■ **WHAT YOU SHOULD DO**:
Find the lines holding the string "Баланс" in the data, then copy all of them.

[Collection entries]
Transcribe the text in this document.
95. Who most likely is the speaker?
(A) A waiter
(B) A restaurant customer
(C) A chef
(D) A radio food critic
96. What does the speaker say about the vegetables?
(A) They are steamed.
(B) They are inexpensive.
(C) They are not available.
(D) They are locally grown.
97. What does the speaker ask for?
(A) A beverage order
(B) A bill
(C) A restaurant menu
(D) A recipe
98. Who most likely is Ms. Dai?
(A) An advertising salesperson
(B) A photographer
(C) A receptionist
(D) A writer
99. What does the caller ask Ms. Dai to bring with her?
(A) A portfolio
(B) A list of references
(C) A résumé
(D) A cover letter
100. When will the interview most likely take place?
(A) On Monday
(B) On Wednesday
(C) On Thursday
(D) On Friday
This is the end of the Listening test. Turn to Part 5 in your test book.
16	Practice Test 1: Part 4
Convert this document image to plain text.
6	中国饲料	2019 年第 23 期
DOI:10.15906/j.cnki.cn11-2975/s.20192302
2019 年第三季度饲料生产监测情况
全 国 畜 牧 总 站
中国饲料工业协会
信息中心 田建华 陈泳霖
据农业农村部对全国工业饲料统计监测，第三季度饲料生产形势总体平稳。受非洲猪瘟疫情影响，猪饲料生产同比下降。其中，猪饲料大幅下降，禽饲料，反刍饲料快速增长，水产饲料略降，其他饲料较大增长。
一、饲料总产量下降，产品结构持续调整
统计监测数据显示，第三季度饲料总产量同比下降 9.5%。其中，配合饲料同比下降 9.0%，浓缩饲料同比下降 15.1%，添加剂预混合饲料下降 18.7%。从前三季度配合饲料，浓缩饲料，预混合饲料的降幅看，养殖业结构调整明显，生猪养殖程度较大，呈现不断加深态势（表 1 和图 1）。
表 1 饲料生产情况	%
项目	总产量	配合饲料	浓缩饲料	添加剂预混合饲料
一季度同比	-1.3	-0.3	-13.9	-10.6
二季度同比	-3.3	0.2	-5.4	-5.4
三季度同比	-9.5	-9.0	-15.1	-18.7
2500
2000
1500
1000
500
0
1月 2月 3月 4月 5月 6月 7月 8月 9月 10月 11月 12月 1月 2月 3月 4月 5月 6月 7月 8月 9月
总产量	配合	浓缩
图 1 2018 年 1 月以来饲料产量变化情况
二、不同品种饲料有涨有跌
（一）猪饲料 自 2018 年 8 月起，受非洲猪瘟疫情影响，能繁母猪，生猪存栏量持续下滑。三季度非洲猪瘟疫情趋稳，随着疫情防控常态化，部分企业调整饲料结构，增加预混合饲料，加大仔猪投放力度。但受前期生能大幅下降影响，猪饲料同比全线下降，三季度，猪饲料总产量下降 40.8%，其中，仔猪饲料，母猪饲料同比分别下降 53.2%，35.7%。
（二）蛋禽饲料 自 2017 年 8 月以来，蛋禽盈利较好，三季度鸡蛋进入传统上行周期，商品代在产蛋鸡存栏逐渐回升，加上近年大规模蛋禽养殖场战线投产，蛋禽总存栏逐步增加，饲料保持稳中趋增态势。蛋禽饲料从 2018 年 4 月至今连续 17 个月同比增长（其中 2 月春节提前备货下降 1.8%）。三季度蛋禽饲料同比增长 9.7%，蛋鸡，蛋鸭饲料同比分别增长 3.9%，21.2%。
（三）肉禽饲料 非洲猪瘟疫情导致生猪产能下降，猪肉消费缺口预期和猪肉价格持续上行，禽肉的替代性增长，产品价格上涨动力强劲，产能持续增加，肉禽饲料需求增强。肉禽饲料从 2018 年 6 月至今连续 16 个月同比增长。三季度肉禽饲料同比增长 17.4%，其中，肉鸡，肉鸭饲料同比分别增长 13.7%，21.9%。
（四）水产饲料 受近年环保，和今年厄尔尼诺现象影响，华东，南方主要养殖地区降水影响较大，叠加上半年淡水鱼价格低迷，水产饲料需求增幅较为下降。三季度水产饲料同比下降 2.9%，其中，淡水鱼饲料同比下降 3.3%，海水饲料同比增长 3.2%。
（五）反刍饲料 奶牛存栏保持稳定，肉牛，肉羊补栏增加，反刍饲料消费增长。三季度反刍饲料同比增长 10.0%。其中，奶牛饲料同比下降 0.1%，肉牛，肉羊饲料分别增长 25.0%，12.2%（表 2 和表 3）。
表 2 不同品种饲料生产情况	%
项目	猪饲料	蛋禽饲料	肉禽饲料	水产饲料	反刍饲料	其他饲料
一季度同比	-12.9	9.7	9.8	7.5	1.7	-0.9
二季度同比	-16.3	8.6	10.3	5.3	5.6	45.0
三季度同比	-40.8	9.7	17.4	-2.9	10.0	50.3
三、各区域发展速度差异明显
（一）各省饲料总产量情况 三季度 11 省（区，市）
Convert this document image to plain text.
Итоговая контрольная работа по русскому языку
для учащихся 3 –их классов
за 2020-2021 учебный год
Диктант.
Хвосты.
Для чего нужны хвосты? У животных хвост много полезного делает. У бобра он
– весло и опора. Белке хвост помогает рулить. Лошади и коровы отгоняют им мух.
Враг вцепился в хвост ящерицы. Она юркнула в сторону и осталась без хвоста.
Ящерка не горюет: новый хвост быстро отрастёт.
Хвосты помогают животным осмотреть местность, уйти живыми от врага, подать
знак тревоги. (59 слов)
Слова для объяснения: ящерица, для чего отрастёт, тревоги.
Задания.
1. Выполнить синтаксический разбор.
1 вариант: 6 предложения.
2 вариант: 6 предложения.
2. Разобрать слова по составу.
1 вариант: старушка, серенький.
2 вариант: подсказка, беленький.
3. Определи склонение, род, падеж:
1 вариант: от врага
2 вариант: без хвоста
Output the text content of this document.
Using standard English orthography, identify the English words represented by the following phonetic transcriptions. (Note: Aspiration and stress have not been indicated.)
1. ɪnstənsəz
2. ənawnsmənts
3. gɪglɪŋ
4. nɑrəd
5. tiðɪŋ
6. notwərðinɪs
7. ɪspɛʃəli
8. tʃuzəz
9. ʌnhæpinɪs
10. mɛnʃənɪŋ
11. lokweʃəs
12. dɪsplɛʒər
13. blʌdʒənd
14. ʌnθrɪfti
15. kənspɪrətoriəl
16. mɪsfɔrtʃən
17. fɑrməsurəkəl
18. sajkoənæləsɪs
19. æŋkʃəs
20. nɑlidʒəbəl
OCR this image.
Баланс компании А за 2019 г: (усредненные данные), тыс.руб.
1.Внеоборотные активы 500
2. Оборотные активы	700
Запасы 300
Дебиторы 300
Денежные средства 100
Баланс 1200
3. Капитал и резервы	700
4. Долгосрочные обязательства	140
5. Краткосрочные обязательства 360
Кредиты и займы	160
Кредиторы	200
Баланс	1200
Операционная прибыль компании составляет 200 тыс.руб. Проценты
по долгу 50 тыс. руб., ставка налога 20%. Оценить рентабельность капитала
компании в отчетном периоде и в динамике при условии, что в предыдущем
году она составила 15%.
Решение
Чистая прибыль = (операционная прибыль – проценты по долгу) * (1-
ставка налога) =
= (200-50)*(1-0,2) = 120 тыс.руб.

■ **SOLUTION**:
Баланс компании А за 2019 г: (усредненные данные), тыс.руб.
Баланс 1200
Баланс	1200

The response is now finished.